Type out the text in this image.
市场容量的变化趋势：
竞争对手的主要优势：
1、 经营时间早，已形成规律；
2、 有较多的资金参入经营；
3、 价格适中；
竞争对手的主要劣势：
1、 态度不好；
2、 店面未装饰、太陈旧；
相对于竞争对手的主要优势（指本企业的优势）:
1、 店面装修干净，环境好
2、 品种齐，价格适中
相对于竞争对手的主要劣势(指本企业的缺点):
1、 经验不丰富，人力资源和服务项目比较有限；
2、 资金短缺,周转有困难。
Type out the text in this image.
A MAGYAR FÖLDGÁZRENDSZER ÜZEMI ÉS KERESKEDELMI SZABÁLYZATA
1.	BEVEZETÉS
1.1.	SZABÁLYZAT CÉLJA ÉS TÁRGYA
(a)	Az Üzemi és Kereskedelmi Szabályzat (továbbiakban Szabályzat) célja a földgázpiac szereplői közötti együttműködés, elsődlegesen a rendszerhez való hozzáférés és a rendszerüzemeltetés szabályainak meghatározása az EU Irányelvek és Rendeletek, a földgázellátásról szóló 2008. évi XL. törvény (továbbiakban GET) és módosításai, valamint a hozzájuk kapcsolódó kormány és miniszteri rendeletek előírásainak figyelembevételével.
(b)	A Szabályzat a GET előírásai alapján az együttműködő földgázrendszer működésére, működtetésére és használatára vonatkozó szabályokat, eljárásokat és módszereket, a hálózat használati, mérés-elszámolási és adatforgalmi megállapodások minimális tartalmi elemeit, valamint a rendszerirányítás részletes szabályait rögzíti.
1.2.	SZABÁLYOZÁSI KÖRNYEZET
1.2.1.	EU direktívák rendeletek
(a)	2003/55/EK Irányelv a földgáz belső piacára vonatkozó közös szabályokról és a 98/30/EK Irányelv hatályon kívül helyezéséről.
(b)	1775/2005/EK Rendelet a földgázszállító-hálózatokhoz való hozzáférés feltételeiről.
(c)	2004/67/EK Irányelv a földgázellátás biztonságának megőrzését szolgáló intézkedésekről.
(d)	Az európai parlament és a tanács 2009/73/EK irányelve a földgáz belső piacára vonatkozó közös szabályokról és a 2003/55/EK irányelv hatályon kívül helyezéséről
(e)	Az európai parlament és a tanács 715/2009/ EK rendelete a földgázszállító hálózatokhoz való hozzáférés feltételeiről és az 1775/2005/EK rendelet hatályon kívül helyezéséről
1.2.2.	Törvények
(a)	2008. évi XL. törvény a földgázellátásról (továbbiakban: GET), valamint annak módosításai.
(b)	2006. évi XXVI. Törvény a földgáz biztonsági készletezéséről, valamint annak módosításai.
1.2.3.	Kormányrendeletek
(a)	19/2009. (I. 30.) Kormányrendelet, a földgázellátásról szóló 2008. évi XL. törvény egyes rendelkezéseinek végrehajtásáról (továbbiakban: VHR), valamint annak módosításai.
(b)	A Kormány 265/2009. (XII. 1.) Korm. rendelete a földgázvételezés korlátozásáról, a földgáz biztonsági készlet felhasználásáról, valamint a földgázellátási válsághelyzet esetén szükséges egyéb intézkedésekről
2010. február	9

.....

● EXERCISE OBJECTIVE: Produce an exact copy of the whole listing.

● EXPECTED ANSWER:
Type out the text in this image.
市场容量的变化趋势：
竞争对手的主要优势：
1、 经营时间早，已形成规律；
2、 有较多的资金参入经营；
3、 价格适中；
竞争对手的主要劣势：
1、 态度不好；
2、 店面未装饰、太陈旧；
相对于竞争对手的主要优势（指本企业的优势）:
1、 店面装修干净，环境好
2、 品种齐，价格适中
相对于竞争对手的主要劣势(指本企业的缺点):
1、 经验不丰富，人力资源和服务项目比较有限；
2、 资金短缺,周转有困难。
Type out the text in this image.
A MAGYAR FÖLDGÁZRENDSZER ÜZEMI ÉS KERESKEDELMI SZABÁLYZATA
1.	BEVEZETÉS
1.1.	SZABÁLYZAT CÉLJA ÉS TÁRGYA
(a)	Az Üzemi és Kereskedelmi Szabályzat (továbbiakban Szabályzat) célja a földgázpiac szereplői közötti együttműködés, elsődlegesen a rendszerhez való hozzáférés és a rendszerüzemeltetés szabályainak meghatározása az EU Irányelvek és Rendeletek, a földgázellátásról szóló 2008. évi XL. törvény (továbbiakban GET) és módosításai, valamint a hozzájuk kapcsolódó kormány és miniszteri rendeletek előírásainak figyelembevételével.
(b)	A Szabályzat a GET előírásai alapján az együttműködő földgázrendszer működésére, működtetésére és használatára vonatkozó szabályokat, eljárásokat és módszereket, a hálózat használati, mérés-elszámolási és adatforgalmi megállapodások minimális tartalmi elemeit, valamint a rendszerirányítás részletes szabályait rögzíti.
1.2.	SZABÁLYOZÁSI KÖRNYEZET
1.2.1.	EU direktívák rendeletek
(a)	2003/55/EK Irányelv a földgáz belső piacára vonatkozó közös szabályokról és a 98/30/EK Irányelv hatályon kívül helyezéséről.
(b)	1775/2005/EK Rendelet a földgázszállító-hálózatokhoz való hozzáférés feltételeiről.
(c)	2004/67/EK Irányelv a földgázellátás biztonságának megőrzését szolgáló intézkedésekről.
(d)	Az európai parlament és a tanács 2009/73/EK irányelve a földgáz belső piacára vonatkozó közös szabályokról és a 2003/55/EK irányelv hatályon kívül helyezéséről
(e)	Az európai parlament és a tanács 715/2009/ EK rendelete a földgázszállító hálózatokhoz való hozzáférés feltételeiről és az 1775/2005/EK rendelet hatályon kívül helyezéséről
1.2.2.	Törvények
(a)	2008. évi XL. törvény a földgázellátásról (továbbiakban: GET), valamint annak módosításai.
(b)	2006. évi XXVI. Törvény a földgáz biztonsági készletezéséről, valamint annak módosításai.
1.2.3.	Kormányrendeletek
(a)	19/2009. (I. 30.) Kormányrendelet, a földgázellátásról szóló 2008. évi XL. törvény egyes rendelkezéseinek végrehajtásáról (továbbiakban: VHR), valamint annak módosításai.
(b)	A Kormány 265/2009. (XII. 1.) Korm. rendelete a földgázvételezés korlátozásáról, a földgáz biztonsági készlet felhasználásáról, valamint a földgázellátási válsághelyzet esetén szükséges egyéb intézkedésekről
2010. február	9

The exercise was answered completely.